> **Your tasks**:
(a) In the forest recovery passage, since what year have Posada and his colleagues monitored the plot at Encenillo?
(b) Please retype the forest recovery passage, starting with "A mature forest" and going on through "no longer pristine.".
(c) Extend the forest recovery passage from the point where it stops.

=== Reading passage ===

Now, taking advantage of what he calls "the post-postconflict" that Bogotá has enjoyed since the FARC was driven away in 2003, Posada is chronicling how secondary forests are rebounding in this and 45 other plots around the capital. His team from Del Rosario University in Bogotá is tracking pioneer species, how long reforestation takes, and whether secondary forests in the Andes sequester as much carbon as primary forests. At Encenillo, dashes of red paint mark trees in a 20-square-meter plot that Posada and his colleagues have monitored since 2013. They measure size, growth rate, root mass, rate of photosynthesis, carbon storage, and other indicators of ecosystem health.

A mature forest at this latitude and elevation—about 2800 meters—would be so thick with tall trees that little light would reach the forest floor. Here, patches of blue sky are visible through the canopy. But the forest is on the mend, and wildlife is coming back. Spectacled bears, an emblematic but vulnerable and rarely seen Andean species, have even been spotted. "There's a lot of biodiversity even after centuries of human intervention," Posada says. His research, he says, supports safeguarding areas even after they are no longer pristine.

Still, Encenillo and other ecosystems face a reckoning as the climate changes. Posada is tracking that trend in another landscape once occupied by guerrillas: the rainy, high-altitude páramo of Chingaza national park, a treeless ecosystem that supplies 80% of Bogotá's water.

=== Data rows ===

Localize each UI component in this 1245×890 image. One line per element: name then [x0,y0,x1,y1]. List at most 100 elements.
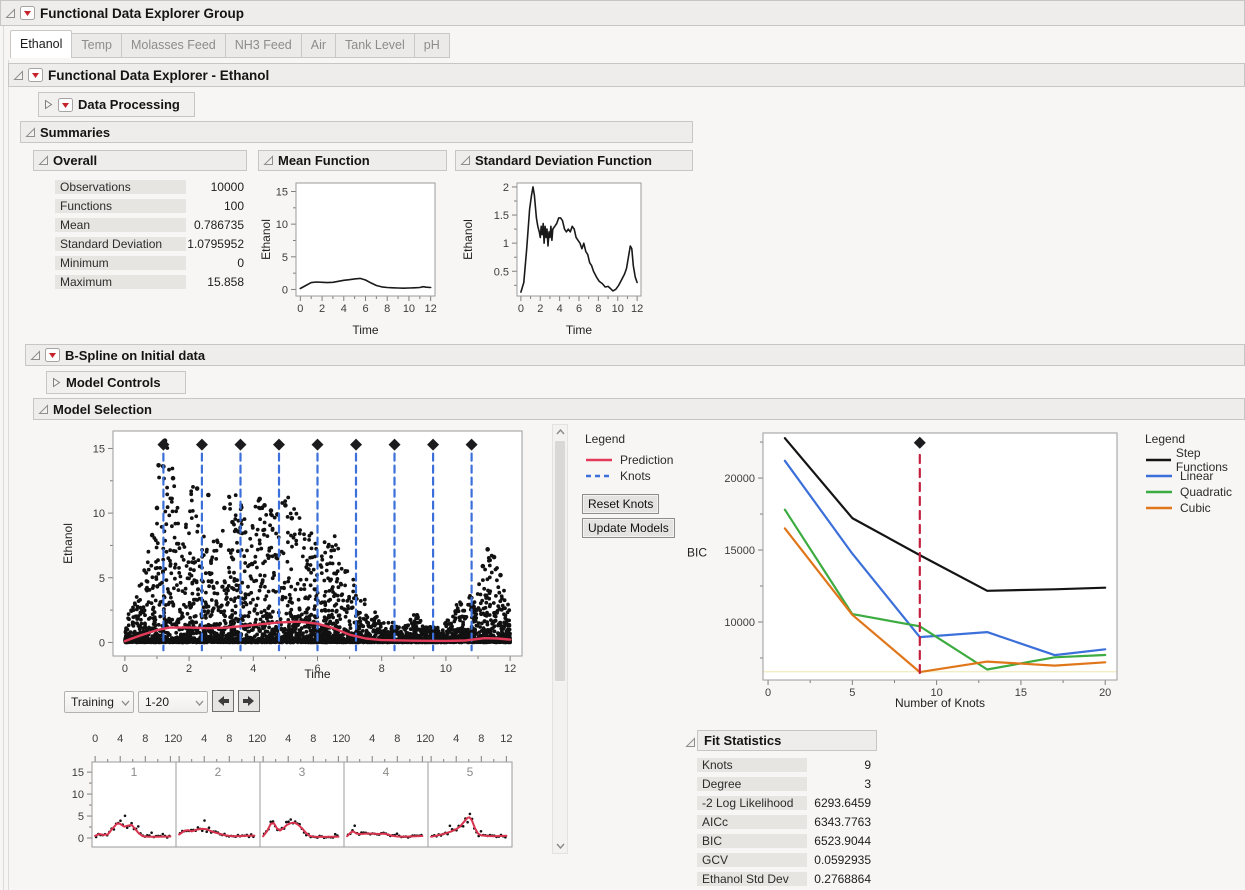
scroll-up-icon[interactable] [553,425,567,439]
model-selection-plot[interactable]: 0 2 4 6 8 10 12051015TimeEthanol [60,425,535,688]
svg-text:10: 10 [440,663,452,675]
svg-text:1: 1 [503,238,509,250]
mean-function-title: Mean Function [278,153,370,168]
fit-statistics-band: Fit Statistics [697,730,877,751]
stat-value: 1.0795952 [187,236,244,251]
table-row: Knots 9 [697,755,874,774]
svg-text:0.5: 0.5 [494,266,509,278]
stat-value: 6343.7763 [814,814,871,829]
red-triangle-menu-icon[interactable] [45,348,60,362]
tab-temp[interactable]: Temp [72,33,122,58]
disclosure-open-icon[interactable] [5,7,16,19]
red-triangle-menu-icon[interactable] [28,68,43,82]
table-row: Mean 0.786735 [55,215,247,234]
disclosure-open-icon[interactable] [38,403,49,415]
overall-band: Overall [33,150,247,171]
disclosure-open-icon[interactable] [30,349,41,361]
svg-text:Ethanol: Ethanol [259,219,273,260]
svg-text:0: 0 [282,284,288,296]
svg-text:15: 15 [276,186,288,198]
disclosure-open-icon[interactable] [38,155,49,166]
outline-guide-line [3,26,4,890]
table-row: Standard Deviation 1.0795952 [55,234,247,253]
legend-entry: Quadratic [1145,484,1245,500]
scrollbar-thumb[interactable] [555,441,565,681]
tab-ethanol[interactable]: Ethanol [10,30,73,58]
function-panels-plot: 0 4 8 12051015 10 4 8 1220 4 8 1230 4 8 1240 4 8 125 [72,733,513,848]
overall-table: Observations 10000 Functions 100 Mean 0.78673… [55,177,247,291]
legend-line-sample [1146,458,1171,462]
model-selection-title: Model Selection [53,401,152,417]
table-row: Minimum 0 [55,253,247,272]
arrow-right-icon [243,696,254,706]
disclosure-open-icon[interactable] [685,735,696,747]
model-selection-band: Model Selection [33,398,1245,420]
disclosure-open-icon[interactable] [460,155,471,166]
svg-text:15: 15 [93,443,105,455]
table-row: BIC 6523.9044 [697,831,874,850]
summaries-title: Summaries [40,124,111,140]
red-triangle-menu-icon[interactable] [20,6,35,20]
function-range-value: 1-20 [145,695,170,709]
stat-label: BIC [697,833,807,848]
stat-value: 0.786735 [193,217,244,232]
stat-value: 0 [237,255,244,270]
svg-text:Time: Time [352,323,379,337]
chevron-down-icon [195,695,204,709]
svg-text:Time: Time [566,323,593,337]
fit-statistics-table: Knots 9 Degree 3 -2 Log Likelihood 6293.6459 A… [697,755,874,888]
tab-air[interactable]: Air [301,33,337,58]
stat-value: 100 [223,198,244,213]
svg-text:4: 4 [250,663,256,675]
previous-page-button[interactable] [212,690,234,712]
svg-text:1.5: 1.5 [494,210,509,222]
disclosure-open-icon[interactable] [25,126,36,138]
table-row: Ethanol Std Dev 0.2768864 [697,869,874,888]
svg-text:2: 2 [503,182,509,194]
red-triangle-menu-icon[interactable] [58,97,73,112]
disclosure-collapsed-icon[interactable] [43,99,54,110]
disclosure-open-icon[interactable] [263,155,274,166]
disclosure-collapsed-icon[interactable] [51,377,62,388]
scroll-down-icon[interactable] [553,839,567,853]
svg-text:12: 12 [631,303,643,315]
stat-value: 3 [864,776,871,791]
legend-line-sample [1146,474,1172,478]
table-row: Observations 10000 [55,177,247,196]
stat-value: 6293.6459 [814,795,871,810]
tab-tank-level[interactable]: Tank Level [336,33,415,58]
stat-label: Degree [697,776,807,791]
training-select[interactable]: Training [64,691,134,713]
table-row: Functions 100 [55,196,247,215]
mean-function-band: Mean Function [258,150,447,171]
disclosure-open-icon[interactable] [13,69,24,81]
svg-text:2: 2 [186,663,192,675]
stat-value: 15.858 [207,274,244,289]
tab-nh3-feed[interactable]: NH3 Feed [225,33,302,58]
svg-text:4: 4 [341,303,347,315]
bic-legend: Legend Step Functions Linear Quadratic Cubi… [1145,432,1245,516]
svg-text:0: 0 [518,303,524,315]
tab-pane-border [8,60,9,890]
svg-text:10: 10 [93,508,105,520]
tab-molasses-feed[interactable]: Molasses Feed [121,33,226,58]
data-processing-title: Data Processing [78,97,180,112]
sd-function-band: Standard Deviation Function [455,150,693,171]
legend-label: Cubic [1180,501,1211,515]
svg-text:5: 5 [282,252,288,264]
stat-label: Mean [55,217,186,232]
table-row: AICc 6343.7763 [697,812,874,831]
table-row: -2 Log Likelihood 6293.6459 [697,793,874,812]
svg-text:4: 4 [557,303,563,315]
vertical-scrollbar[interactable] [552,424,568,854]
legend-line-sample [1146,490,1172,494]
sd-function-plot: 0 2 4 6 8 10 12 0.5 1 1.5 2 Time Ethanol [461,182,643,337]
stat-value: 10000 [210,179,244,194]
function-range-select[interactable]: 1-20 [138,691,208,713]
stat-label: AICc [697,814,807,829]
stat-label: Ethanol Std Dev [697,871,807,886]
tab-ph[interactable]: pH [414,33,450,58]
svg-text:0: 0 [122,663,128,675]
bic-plot: 0 5 10 15 20100001500020000Number of KnotsBI… [687,432,1118,710]
next-page-button[interactable] [238,690,260,712]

===

> **Answers by task**:
(a) Since 2013.

(b)
A mature forest at this latitude and elevation—about 2800 meters—would be so thick with tall trees that little light would reach the forest floor. Here, patches of blue sky are visible through the canopy. But the forest is on the mend, and wildlife is coming back. Spectacled bears, an emblematic but vulnerable and rarely seen Andean species, have even been spotted. "There's a lot of biodiversity even after centuries of human intervention," Posada says. His research, he says, supports safeguarding areas even after they are no longer pristine.

(c)
A few years ago, Sánchez Andrade, now Posada's colleague at Del Rosario University, spent 18 months collecting data on temperature, precipitation, cloud cover, and how each variable affected the growth rate and photosynthesis of plants native to the páramo. She and Posada hope to anticipate how the ecosystem may respond to climate change. Its plants should be resilient to rising temperatures, Sánchez Andrade says, because they can withstand the páramo's daily 20°C swings. But if climate change were to curtail the páramo's nearly year-round rainy season, the consequences could be devastating for the ecosystem—and for the millions of Bogotá residents who rely on the aquifer. "Everything is so uncertain right now," Sánchez Andrade says. But at least, she says, she can be here to study it.

Lingering threats

"Bienvenidos a Panama." The hand-painted wooden sign greets Montes and his team of geologists at the border between Sapzurro, Colombia, and La Miel, Panama, a short boat ride from Triganá. To Montes's chagrin, the geology here turns out to be less compelling. It's dominated by sedimentary rocks that built up gradually, rather than volcanic rocks that provide a precise time marker. But that's not the only reason the area might not be ideal for his research.

The sleepy, beach-town feel of Sapzurro and La Miel belies a humanitarian crisis engulfing the border. Elsewhere, Colombia is struggling to absorb more than half a million refugees from Venezuela's deepening calamity. Here, migrants come from as far away as Asia and Africa, hoping to cross into Central America on their way to the United States or Canada. The turmoil attracts human traffickers to Urabá.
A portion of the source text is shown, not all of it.